> **EXERCISE DETAILS**
Write out the material exactly, with the pictures left out.

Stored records
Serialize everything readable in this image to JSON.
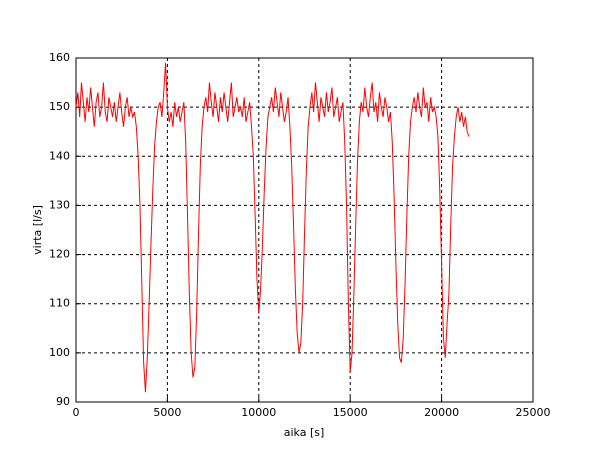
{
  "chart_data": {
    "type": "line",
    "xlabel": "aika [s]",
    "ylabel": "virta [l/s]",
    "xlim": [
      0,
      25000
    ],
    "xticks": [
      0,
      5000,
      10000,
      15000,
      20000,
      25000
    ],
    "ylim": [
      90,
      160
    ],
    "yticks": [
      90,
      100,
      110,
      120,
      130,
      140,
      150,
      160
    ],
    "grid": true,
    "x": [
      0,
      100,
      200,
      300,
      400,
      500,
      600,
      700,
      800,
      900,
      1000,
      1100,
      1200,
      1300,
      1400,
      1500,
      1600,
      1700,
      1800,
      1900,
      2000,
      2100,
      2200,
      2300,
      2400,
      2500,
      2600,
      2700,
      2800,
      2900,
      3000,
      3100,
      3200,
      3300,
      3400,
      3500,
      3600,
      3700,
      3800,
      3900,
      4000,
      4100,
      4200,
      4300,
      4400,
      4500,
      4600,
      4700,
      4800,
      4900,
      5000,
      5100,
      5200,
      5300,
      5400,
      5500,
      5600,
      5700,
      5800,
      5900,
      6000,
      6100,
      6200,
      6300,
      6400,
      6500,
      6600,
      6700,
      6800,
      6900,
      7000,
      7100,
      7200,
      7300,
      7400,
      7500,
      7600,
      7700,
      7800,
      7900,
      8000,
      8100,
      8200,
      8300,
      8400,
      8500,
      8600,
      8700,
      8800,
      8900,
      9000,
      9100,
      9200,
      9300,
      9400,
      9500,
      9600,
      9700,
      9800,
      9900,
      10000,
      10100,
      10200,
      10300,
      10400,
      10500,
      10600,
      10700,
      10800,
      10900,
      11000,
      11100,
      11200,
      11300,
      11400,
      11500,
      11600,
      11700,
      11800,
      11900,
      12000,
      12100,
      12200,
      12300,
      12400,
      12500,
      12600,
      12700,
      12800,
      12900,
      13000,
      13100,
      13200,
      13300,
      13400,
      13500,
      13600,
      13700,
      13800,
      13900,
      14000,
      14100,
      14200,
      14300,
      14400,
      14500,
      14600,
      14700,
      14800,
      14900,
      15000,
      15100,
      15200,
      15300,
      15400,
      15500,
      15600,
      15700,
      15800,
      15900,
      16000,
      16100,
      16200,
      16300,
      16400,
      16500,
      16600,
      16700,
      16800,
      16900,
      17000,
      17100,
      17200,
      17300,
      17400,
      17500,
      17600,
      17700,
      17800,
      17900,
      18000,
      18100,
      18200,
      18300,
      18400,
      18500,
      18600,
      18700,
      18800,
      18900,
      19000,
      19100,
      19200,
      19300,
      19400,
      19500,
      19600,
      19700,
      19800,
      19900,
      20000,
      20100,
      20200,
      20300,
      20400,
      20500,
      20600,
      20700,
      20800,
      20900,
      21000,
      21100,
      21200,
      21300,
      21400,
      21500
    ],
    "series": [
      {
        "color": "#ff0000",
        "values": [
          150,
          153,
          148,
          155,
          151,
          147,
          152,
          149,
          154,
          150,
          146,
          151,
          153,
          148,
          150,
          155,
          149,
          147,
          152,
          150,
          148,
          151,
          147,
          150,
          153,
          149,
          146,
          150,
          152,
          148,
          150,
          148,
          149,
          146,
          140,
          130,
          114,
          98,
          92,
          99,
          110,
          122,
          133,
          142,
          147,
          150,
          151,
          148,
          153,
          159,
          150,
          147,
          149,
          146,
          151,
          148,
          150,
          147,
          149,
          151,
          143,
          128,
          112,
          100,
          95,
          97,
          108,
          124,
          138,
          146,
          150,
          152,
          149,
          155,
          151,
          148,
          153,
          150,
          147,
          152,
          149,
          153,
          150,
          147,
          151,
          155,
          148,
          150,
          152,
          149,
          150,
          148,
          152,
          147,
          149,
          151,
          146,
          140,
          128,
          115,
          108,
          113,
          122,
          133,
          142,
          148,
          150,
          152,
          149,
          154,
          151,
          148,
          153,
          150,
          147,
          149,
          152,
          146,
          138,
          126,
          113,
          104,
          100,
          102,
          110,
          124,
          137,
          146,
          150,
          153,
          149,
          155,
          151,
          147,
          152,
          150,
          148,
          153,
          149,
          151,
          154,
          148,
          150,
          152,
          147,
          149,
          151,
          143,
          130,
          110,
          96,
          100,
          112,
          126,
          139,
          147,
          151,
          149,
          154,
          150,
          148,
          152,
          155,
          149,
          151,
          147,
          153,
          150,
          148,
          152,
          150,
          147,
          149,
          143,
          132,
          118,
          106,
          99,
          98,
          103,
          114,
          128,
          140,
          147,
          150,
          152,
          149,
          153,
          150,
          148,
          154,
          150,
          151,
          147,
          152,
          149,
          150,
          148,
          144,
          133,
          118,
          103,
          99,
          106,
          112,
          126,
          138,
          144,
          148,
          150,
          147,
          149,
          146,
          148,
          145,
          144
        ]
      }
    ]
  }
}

> **RESULT OF THIS TASK**
Serialize everything readable in this image to JSON.
{
  "chart_data": {
    "type": "line",
    "xlabel": "aika [s]",
    "ylabel": "virta [l/s]",
    "xlim": [
      0,
      25000
    ],
    "xticks": [
      0,
      5000,
      10000,
      15000,
      20000,
      25000
    ],
    "ylim": [
      90,
      160
    ],
    "yticks": [
      90,
      100,
      110,
      120,
      130,
      140,
      150,
      160
    ],
    "grid": true,
    "x": [
      0,
      100,
      200,
      300,
      400,
      500,
      600,
      700,
      800,
      900,
      1000,
      1100,
      1200,
      1300,
      1400,
      1500,
      1600,
      1700,
      1800,
      1900,
      2000,
      2100,
      2200,
      2300,
      2400,
      2500,
      2600,
      2700,
      2800,
      2900,
      3000,
      3100,
      3200,
      3300,
      3400,
      3500,
      3600,
      3700,
      3800,
      3900,
      4000,
      4100,
      4200,
      4300,
      4400,
      4500,
      4600,
      4700,
      4800,
      4900,
      5000,
      5100,
      5200,
      5300,
      5400,
      5500,
      5600,
      5700,
      5800,
      5900,
      6000,
      6100,
      6200,
      6300,
      6400,
      6500,
      6600,
      6700,
      6800,
      6900,
      7000,
      7100,
      7200,
      7300,
      7400,
      7500,
      7600,
      7700,
      7800,
      7900,
      8000,
      8100,
      8200,
      8300,
      8400,
      8500,
      8600,
      8700,
      8800,
      8900,
      9000,
      9100,
      9200,
      9300,
      9400,
      9500,
      9600,
      9700,
      9800,
      9900,
      10000,
      10100,
      10200,
      10300,
      10400,
      10500,
      10600,
      10700,
      10800,
      10900,
      11000,
      11100,
      11200,
      11300,
      11400,
      11500,
      11600,
      11700,
      11800,
      11900,
      12000,
      12100,
      12200,
      12300,
      12400,
      12500,
      12600,
      12700,
      12800,
      12900,
      13000,
      13100,
      13200,
      13300,
      13400,
      13500,
      13600,
      13700,
      13800,
      13900,
      14000,
      14100,
      14200,
      14300,
      14400,
      14500,
      14600,
      14700,
      14800,
      14900,
      15000,
      15100,
      15200,
      15300,
      15400,
      15500,
      15600,
      15700,
      15800,
      15900,
      16000,
      16100,
      16200,
      16300,
      16400,
      16500,
      16600,
      16700,
      16800,
      16900,
      17000,
      17100,
      17200,
      17300,
      17400,
      17500,
      17600,
      17700,
      17800,
      17900,
      18000,
      18100,
      18200,
      18300,
      18400,
      18500,
      18600,
      18700,
      18800,
      18900,
      19000,
      19100,
      19200,
      19300,
      19400,
      19500,
      19600,
      19700,
      19800,
      19900,
      20000,
      20100,
      20200,
      20300,
      20400,
      20500,
      20600,
      20700,
      20800,
      20900,
      21000,
      21100,
      21200,
      21300,
      21400,
      21500
    ],
    "series": [
      {
        "color": "#ff0000",
        "values": [
          150,
          153,
          148,
          155,
          151,
          147,
          152,
          149,
          154,
          150,
          146,
          151,
          153,
          148,
          150,
          155,
          149,
          147,
          152,
          150,
          148,
          151,
          147,
          150,
          153,
          149,
          146,
          150,
          152,
          148,
          150,
          148,
          149,
          146,
          140,
          130,
          114,
          98,
          92,
          99,
          110,
          122,
          133,
          142,
          147,
          150,
          151,
          148,
          153,
          159,
          150,
          147,
          149,
          146,
          151,
          148,
          150,
          147,
          149,
          151,
          143,
          128,
          112,
          100,
          95,
          97,
          108,
          124,
          138,
          146,
          150,
          152,
          149,
          155,
          151,
          148,
          153,
          150,
          147,
          152,
          149,
          153,
          150,
          147,
          151,
          155,
          148,
          150,
          152,
          149,
          150,
          148,
          152,
          147,
          149,
          151,
          146,
          140,
          128,
          115,
          108,
          113,
          122,
          133,
          142,
          148,
          150,
          152,
          149,
          154,
          151,
          148,
          153,
          150,
          147,
          149,
          152,
          146,
          138,
          126,
          113,
          104,
          100,
          102,
          110,
          124,
          137,
          146,
          150,
          153,
          149,
          155,
          151,
          147,
          152,
          150,
          148,
          153,
          149,
          151,
          154,
          148,
          150,
          152,
          147,
          149,
          151,
          143,
          130,
          110,
          96,
          100,
          112,
          126,
          139,
          147,
          151,
          149,
          154,
          150,
          148,
          152,
          155,
          149,
          151,
          147,
          153,
          150,
          148,
          152,
          150,
          147,
          149,
          143,
          132,
          118,
          106,
          99,
          98,
          103,
          114,
          128,
          140,
          147,
          150,
          152,
          149,
          153,
          150,
          148,
          154,
          150,
          151,
          147,
          152,
          149,
          150,
          148,
          144,
          133,
          118,
          103,
          99,
          106,
          112,
          126,
          138,
          144,
          148,
          150,
          147,
          149,
          146,
          148,
          145,
          144
        ]
      }
    ]
  }
}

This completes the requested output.